Extracts from a graphics dataset
____
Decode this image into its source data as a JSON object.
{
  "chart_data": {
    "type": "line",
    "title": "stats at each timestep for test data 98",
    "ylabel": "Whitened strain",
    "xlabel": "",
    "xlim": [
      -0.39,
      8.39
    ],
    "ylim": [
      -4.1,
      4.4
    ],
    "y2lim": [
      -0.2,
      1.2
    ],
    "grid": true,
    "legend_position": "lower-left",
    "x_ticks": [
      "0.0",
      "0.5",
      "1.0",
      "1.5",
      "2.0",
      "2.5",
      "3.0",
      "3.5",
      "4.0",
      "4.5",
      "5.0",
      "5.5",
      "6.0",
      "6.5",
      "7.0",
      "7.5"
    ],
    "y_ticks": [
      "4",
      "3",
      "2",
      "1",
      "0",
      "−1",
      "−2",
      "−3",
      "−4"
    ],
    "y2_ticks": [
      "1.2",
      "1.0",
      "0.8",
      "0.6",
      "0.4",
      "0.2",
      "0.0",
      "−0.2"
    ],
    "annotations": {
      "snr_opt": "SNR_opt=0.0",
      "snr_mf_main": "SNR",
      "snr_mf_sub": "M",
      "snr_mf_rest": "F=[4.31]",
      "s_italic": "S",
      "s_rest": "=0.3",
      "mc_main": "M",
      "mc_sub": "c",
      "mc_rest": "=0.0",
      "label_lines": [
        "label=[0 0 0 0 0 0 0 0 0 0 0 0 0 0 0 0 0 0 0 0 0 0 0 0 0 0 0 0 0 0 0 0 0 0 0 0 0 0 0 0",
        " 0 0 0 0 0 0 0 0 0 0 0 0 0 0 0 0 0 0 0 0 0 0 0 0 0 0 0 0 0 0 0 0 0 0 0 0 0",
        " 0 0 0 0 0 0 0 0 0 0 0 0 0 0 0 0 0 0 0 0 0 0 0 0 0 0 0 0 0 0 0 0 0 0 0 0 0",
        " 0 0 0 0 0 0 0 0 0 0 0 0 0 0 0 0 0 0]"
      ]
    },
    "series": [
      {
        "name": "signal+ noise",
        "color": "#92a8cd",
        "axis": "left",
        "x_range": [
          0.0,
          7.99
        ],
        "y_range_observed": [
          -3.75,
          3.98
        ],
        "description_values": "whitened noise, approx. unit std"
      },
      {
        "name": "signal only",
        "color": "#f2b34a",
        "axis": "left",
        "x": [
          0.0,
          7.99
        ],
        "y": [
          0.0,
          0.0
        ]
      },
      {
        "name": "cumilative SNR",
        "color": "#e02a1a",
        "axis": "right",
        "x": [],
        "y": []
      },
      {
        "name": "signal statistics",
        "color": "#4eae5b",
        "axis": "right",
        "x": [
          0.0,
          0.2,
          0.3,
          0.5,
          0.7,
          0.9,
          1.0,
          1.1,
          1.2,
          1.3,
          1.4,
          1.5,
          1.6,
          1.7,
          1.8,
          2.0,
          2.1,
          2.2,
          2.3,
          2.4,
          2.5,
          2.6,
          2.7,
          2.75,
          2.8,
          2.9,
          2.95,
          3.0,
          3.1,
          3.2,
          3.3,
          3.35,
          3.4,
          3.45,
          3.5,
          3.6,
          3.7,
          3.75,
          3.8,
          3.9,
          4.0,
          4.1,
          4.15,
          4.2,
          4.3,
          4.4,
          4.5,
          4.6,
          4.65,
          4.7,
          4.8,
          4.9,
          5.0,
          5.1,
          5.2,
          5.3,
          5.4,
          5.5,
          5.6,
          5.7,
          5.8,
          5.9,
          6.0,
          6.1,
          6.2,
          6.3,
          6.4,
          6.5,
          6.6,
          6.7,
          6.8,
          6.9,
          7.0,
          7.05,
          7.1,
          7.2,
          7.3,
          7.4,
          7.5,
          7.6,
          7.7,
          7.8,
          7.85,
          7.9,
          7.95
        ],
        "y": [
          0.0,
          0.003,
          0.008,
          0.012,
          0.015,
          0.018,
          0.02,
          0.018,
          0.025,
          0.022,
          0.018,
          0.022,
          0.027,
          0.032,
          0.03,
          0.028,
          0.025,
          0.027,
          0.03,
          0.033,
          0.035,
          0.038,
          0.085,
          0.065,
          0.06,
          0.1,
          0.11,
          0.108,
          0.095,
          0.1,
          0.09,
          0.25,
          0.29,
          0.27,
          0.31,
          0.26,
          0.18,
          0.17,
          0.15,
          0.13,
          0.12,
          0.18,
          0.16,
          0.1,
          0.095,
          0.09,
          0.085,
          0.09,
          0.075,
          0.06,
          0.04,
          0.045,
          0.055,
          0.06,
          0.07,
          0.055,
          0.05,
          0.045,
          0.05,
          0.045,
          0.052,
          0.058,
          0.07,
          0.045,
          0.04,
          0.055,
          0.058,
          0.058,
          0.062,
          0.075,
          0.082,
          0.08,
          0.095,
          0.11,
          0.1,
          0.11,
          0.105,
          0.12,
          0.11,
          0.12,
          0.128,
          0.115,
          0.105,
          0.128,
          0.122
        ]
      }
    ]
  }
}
____
— WHAT THE EXERCISE ASKS —
Gather each line that holds "noise".

— OUTPUT OF THE TASK —
        "name": "signal+ noise",
        "description_values": "whitened noise, approx. unit std"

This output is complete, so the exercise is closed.